**Text extract:**
Perhaps the best known such utility is the original C-based Lex. Lex is a lexical analyzer generator for the UNIX operating system, targeted to the C programming language.
Lex takes a specially-formatted specification file containing the details of a lexical analyzer. This tool then creates a C source file for the associated table-driven lexer.
The CsLex utility is based upon the Lex lexical analyzer generator model.
CsLex takes a specification file similar to that accepted by Lex, then creates a C# source file for the corresponding lexical analyzer.
CsLex is loosely based on the JLex tool, which was based on the Lex tool. This was a significant rewrite, so consequently any errors are solely the responsibility of the most recent author. See the credits section for more info.
A CsLex input file is organized into three sections, separated by
double-percent directives (%%
). A proper CsLex specification has the
following format.
user code
%%
CsLex directives
%%
regular expression rules
The %%
directives distinguish sections of the input file and
must be placed at the beginning of
their line. The remainder of the line containing the %%
directives may be
discarded and should not be used to house additional declarations or code.
The user code section - the first section of the specification file - is copied directly into the resulting output file. This area of the specification provides space for the implementation of utility classes or return types.
The CsLex directives section is the second part of the input file. Here, macros definitions are given and state names are declared.
The third section contains the rules of lexical analysis, each of which consists of three parts: an optional state list, a regular expression, and an action.
User code precedes the first double-percent directive (%%
). This code is
copied verbatim into the lexical analyzer source file that CsLex
outputs, at the top of the file. Therefore, if the lexer source
file needs to begin with a package declaration or with the
importation of an external class, the user code section should
begin with the corresponding declaration. This declaration will
then be copied onto the top of the generated source file.
The CsLex directive section begins after the first %%
and continues until
the second %%
delimiter. Each CsLex directive should be
contained on a single line and should begin that line.
To avoid scoping conflicts, names beginning with yy
are
normally reserved for lexical analyzer internal functions and
variables.
The %{...%}
directive allows the user to write C# code to be copied
into the lexical analyzer class. This directive is used as follows.
%{
... code ...

Element placement data

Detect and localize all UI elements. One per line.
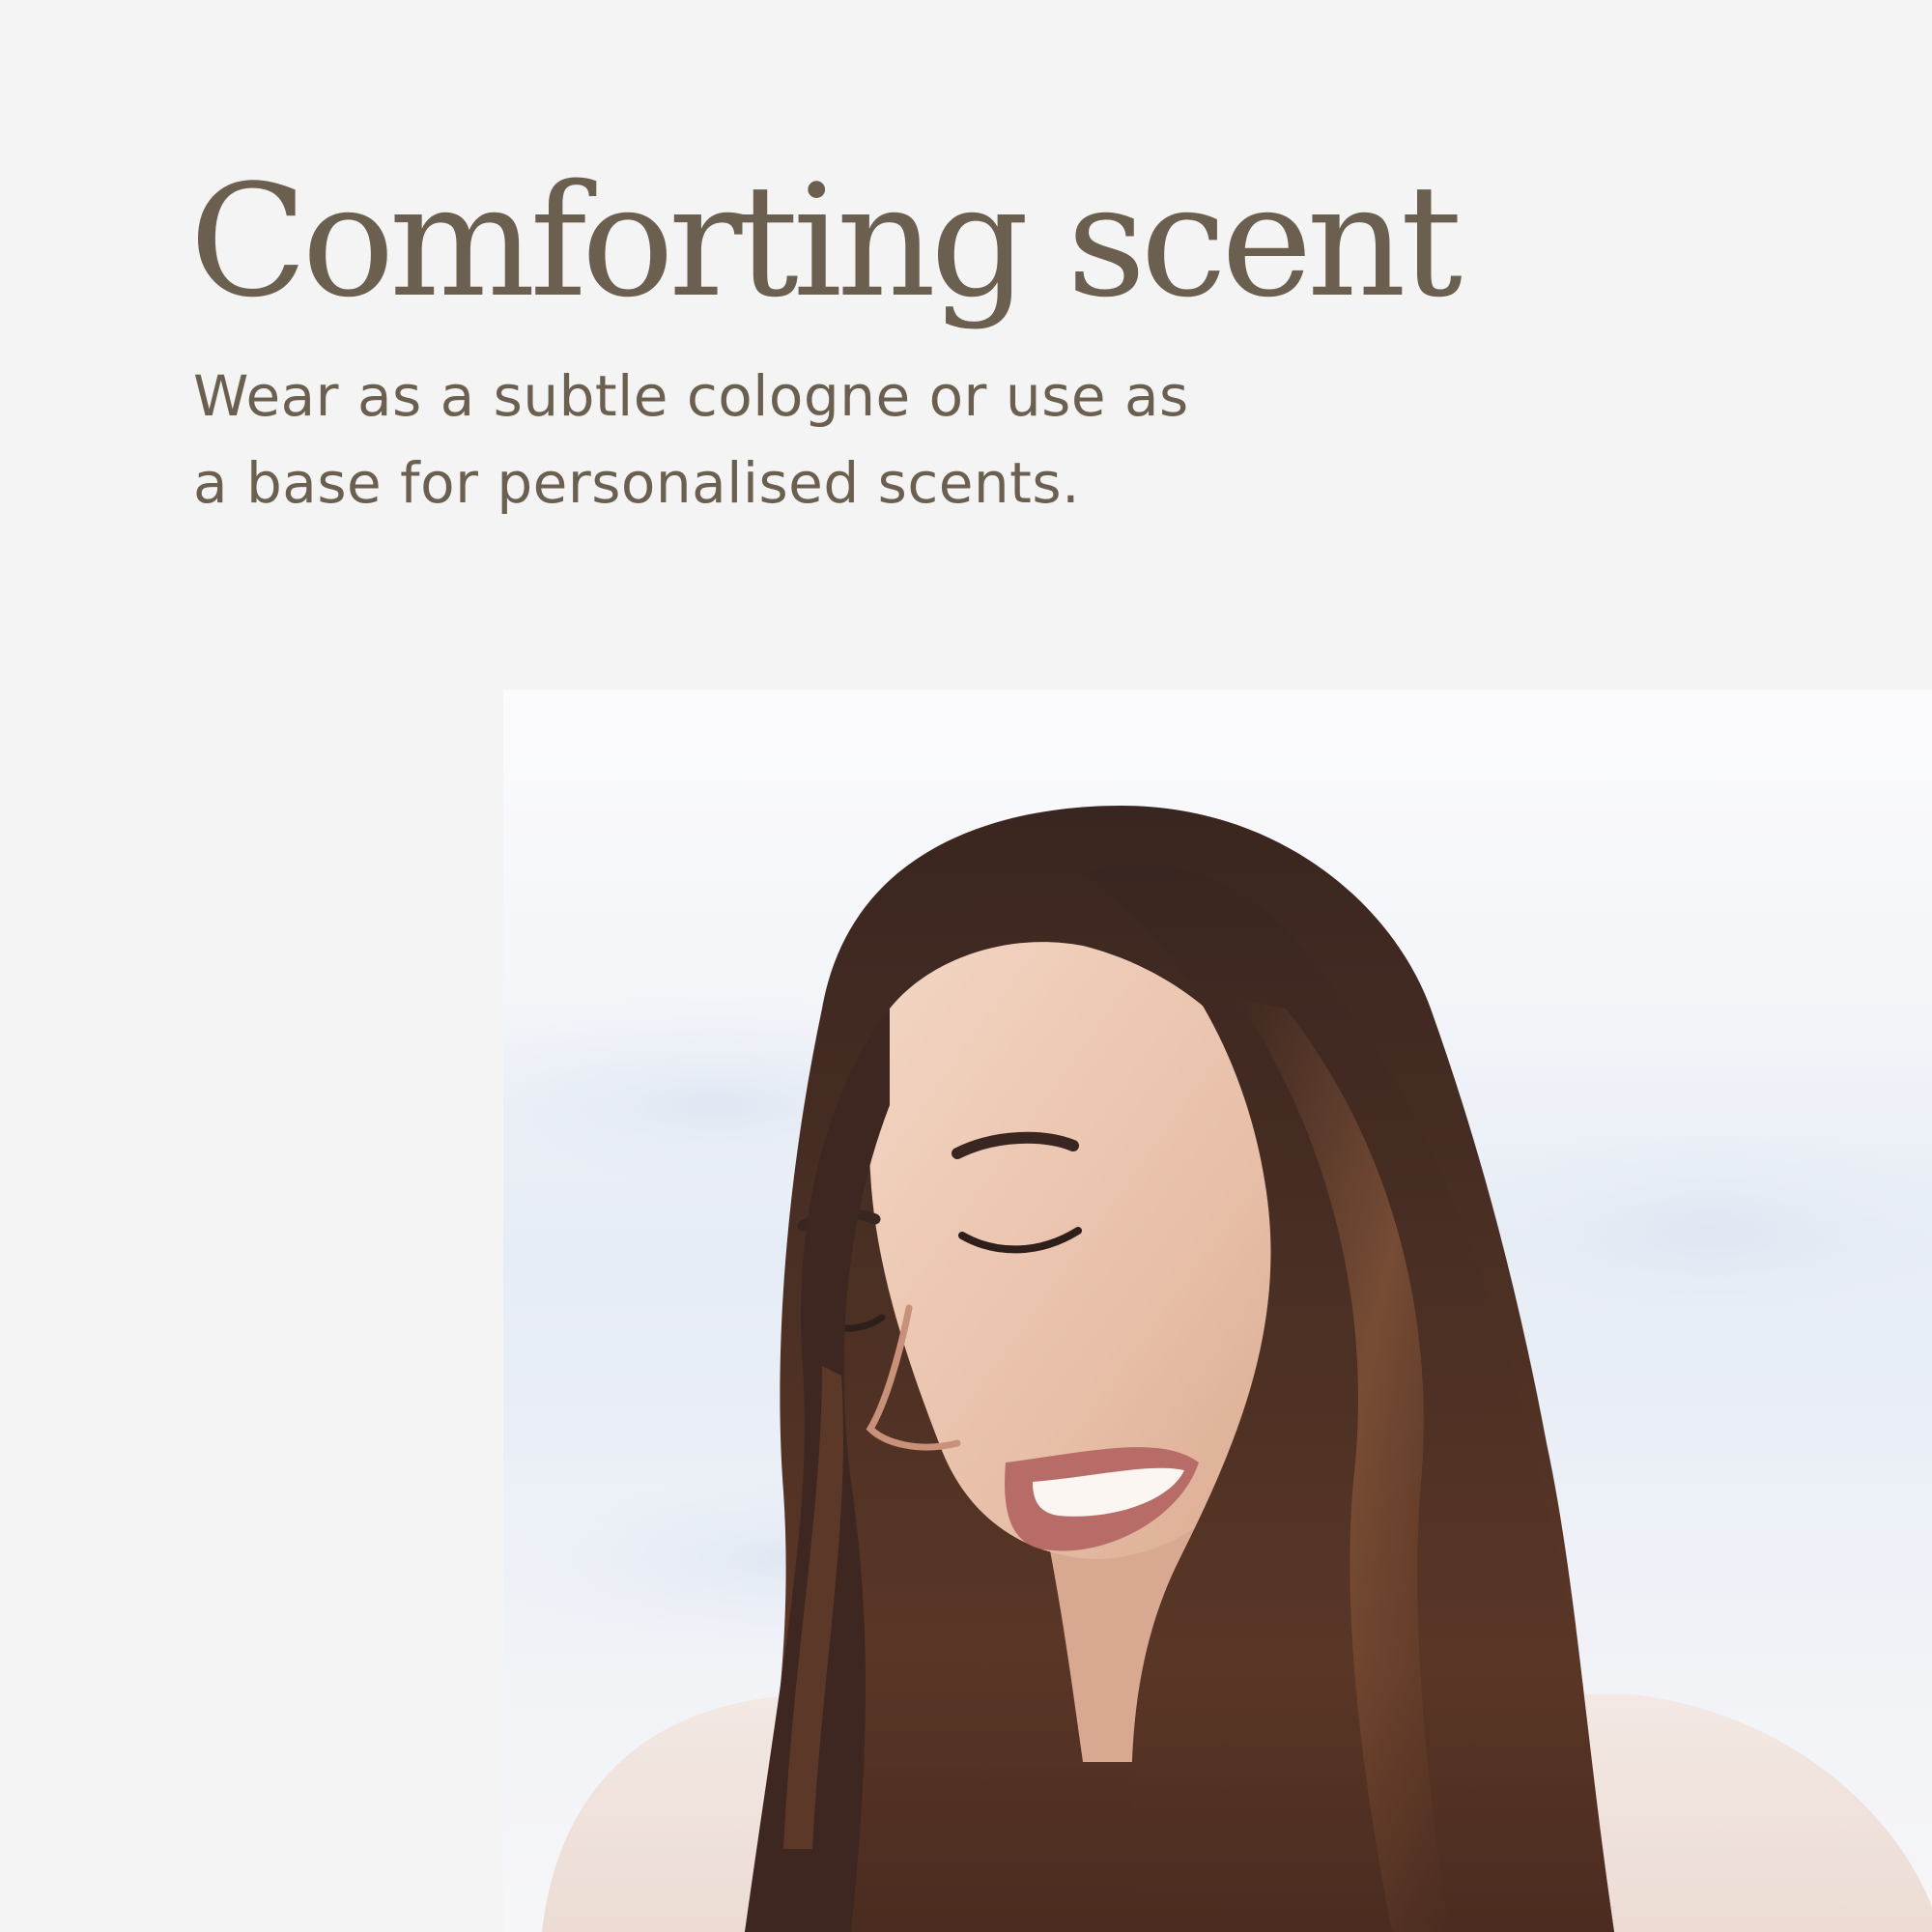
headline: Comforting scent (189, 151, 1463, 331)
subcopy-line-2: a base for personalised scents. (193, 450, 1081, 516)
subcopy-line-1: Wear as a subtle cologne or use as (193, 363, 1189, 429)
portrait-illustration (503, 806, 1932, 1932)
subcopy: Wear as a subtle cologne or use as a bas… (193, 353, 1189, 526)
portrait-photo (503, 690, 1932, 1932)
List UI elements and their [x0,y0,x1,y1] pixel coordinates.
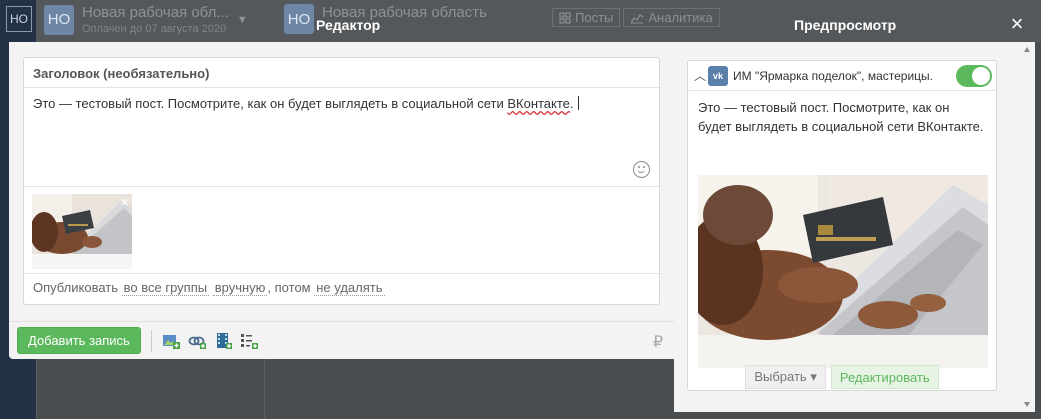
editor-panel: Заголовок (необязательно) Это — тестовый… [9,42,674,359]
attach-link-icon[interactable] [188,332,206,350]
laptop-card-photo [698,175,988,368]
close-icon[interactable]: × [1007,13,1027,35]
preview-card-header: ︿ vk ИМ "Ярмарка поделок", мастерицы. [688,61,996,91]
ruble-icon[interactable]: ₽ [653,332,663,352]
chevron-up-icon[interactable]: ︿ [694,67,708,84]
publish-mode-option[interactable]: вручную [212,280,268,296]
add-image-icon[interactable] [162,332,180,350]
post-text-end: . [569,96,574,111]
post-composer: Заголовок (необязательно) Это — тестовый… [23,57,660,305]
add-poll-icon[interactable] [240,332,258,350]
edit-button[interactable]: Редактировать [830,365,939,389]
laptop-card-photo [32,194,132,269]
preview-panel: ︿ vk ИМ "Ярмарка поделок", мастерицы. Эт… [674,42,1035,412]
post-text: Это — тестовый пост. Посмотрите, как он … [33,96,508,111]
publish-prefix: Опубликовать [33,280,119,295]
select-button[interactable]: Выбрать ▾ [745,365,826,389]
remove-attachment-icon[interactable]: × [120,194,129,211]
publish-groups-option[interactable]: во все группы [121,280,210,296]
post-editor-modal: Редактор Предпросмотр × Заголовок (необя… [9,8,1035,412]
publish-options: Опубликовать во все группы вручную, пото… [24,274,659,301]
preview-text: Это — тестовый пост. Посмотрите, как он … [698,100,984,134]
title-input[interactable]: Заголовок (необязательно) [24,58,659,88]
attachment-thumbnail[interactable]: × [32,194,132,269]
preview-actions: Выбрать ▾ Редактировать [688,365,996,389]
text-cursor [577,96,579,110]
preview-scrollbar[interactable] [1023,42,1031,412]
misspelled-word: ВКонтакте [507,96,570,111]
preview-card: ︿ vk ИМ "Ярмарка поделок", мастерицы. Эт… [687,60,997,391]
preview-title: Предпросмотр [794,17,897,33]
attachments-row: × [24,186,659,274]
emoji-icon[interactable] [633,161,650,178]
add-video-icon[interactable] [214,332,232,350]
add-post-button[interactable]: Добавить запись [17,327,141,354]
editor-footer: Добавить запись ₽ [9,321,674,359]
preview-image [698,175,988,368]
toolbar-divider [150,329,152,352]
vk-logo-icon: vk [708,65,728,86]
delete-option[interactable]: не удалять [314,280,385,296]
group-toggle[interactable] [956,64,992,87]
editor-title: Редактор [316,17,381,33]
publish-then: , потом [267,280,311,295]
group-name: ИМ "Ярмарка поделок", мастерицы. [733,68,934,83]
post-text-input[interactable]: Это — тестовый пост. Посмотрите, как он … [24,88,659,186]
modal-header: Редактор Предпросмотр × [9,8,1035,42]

**Given problem A:** In the text about CsLex, how many sections make up a CsLex input file, and what separates them?
**Given problem B:** Carry on the text about CsLex from its last line.

**Right answer A:** Three sections, separated by double-percent directives (%%).

**Right answer B:**
%}
To be properly recognized, the %{
and %}
should
each be situated at the beginning of a line. The specified C#
code will be then copied into the lexical analyzer class created by CsLex.
class Yylex
{
... code ...
}
This permits the declaration of variables and functions internal to the generated lexical analyzer class.
The %init{ ... %init}
directive allows the user to write C# code to
be copied into the constructor for the lexical analyzer class.
%init{
... code ...
%init}
The %init{
and %init}
directives should be situated at the beginning of a line. The specified C# code will be then copied into the lexical analyzer class constructor.
class Yylex
{
Yylex ()
{
... code ...
}
}
This directive permits one-time initialization of the lexical analyzer class from inside its constructor.
The %eof{ ... %eof}
directive allows the user to write C# code to be
copied into the lexical analyzer class for execution after the end-of-file is
reached.
%eof{
... code ...
%eof}
The %eof{
and %eof}
directives should be situated
at the beginning of a line. The specified C# code
will be executed at most once, and
immediately after the end-of-file is reached for the input file
the lexical analyzer class is processing.
Macro definitions are given in the CsLex directives section of the specification. Each macro definition is contained on a single line and consists of a macro name followed by an equal sign (=), then by its associated definition. The format can therefore be summarized as follows.
name = definition;
Non-newline white space, e.g. blanks and tabs, is optional between the macro name and the equal sign and between the equal sign and the macro definition. Each macro definition should be contained on a single line.
Macro names should be valid identifiers, e.g. sequences of letters, digits, and underscores beginning with a letter or underscore.
Macro definitions should be valid regular expressions, the details of which are described in another section below.
Macro definitions can contain other macro expansions, in the standard {name} format for macros within regular expressions.
However, the user should note that these expressions are macros - not functions or non-terminals - so mutually recursive constructs using macros are illegal. Therefore, cycles in macro definitions will have unpredictable results.
Lexical states are used to control when certain regular expressions are matched. These are declared in the CsLex directives in the following way.
%state state0,state1,state2
Each declaration of a series of lexical states should be contained on a single line. Multiple declarations can be included in the same CsLex specification, so the declaration of many states can be broken into many declarations over multiple lines.
State names should be valid identifiers, e.g. sequences of letters, digits, and underscores beginning with a letter or underscore.
A single lexical state is implicitly declared by CsLex. This
state is called YYINITIAL
, and the generated lexer begins
lexical analysis in this state.
Rules of lexical analysis begin with an optional state list. If a state list is given, the lexical rule is matched only when the lexical analyzer is in one of the specified states. If a state list is not given, the lexical rule is matched when the lexical analyzer is in any state.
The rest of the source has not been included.